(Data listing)
______

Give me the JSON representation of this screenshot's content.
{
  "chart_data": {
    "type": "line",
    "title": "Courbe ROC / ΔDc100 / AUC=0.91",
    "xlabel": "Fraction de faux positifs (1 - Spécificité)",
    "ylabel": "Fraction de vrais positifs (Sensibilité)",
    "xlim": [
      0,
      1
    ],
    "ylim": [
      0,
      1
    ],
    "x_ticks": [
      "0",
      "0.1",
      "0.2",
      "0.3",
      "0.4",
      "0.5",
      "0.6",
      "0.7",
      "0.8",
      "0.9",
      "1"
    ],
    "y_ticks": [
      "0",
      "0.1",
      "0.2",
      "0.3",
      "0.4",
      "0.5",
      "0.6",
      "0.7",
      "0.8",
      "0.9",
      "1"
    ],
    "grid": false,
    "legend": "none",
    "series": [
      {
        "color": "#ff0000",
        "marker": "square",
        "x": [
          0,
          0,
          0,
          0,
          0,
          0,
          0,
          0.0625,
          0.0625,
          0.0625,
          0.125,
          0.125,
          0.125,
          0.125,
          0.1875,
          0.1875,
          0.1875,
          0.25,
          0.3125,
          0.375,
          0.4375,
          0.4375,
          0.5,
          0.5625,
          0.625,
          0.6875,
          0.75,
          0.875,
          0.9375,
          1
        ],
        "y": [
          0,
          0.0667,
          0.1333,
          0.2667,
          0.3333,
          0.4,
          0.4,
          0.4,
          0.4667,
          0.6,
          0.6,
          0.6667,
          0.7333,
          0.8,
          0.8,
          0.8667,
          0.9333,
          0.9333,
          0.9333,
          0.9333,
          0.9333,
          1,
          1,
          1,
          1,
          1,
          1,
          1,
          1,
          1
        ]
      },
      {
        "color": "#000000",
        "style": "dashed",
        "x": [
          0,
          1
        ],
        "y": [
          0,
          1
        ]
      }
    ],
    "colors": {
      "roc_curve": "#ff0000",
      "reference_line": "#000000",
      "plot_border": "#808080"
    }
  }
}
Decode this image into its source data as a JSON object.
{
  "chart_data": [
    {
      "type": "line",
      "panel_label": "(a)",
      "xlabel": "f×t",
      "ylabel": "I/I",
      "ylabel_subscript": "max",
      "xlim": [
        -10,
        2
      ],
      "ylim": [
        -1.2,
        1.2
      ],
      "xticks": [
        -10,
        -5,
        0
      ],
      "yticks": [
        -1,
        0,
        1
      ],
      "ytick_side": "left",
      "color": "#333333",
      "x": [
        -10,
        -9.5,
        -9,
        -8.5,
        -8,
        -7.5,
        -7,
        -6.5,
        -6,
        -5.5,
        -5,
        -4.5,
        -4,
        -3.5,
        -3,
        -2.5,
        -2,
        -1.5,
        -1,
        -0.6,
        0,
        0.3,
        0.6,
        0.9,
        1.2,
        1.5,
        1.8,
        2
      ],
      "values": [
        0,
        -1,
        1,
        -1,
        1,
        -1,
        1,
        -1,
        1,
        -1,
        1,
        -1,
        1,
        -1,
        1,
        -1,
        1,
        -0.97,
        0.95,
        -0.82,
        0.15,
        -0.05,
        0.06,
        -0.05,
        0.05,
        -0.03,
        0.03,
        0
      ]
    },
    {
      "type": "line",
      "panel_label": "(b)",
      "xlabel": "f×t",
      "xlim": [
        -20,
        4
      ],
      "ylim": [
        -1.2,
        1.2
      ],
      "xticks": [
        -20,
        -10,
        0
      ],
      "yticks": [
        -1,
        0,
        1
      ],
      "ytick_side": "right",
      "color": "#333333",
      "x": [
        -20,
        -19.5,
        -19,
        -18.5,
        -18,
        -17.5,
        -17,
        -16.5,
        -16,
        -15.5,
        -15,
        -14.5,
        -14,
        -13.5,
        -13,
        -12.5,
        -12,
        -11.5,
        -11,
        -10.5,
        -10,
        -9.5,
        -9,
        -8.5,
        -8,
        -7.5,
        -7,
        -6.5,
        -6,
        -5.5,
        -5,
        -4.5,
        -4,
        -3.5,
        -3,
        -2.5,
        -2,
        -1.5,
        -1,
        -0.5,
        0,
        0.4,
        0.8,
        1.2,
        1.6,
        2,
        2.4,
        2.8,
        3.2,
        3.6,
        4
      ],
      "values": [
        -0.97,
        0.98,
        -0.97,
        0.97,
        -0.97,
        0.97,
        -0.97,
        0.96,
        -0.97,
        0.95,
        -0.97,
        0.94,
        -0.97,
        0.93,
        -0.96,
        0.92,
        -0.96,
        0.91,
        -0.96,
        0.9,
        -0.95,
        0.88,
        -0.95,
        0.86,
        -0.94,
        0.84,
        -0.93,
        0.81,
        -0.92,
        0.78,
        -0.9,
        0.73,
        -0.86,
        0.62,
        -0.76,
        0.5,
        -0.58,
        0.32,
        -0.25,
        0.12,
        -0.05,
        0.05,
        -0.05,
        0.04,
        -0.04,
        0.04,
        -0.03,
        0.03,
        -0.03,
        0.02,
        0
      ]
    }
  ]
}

______

### Task to carry out
Copy each line above that contains the string "Fraction".

### Result of this exercise
    "xlabel": "Fraction de faux positifs (1 - Spécificité)",
    "ylabel": "Fraction de vrais positifs (Sensibilité)",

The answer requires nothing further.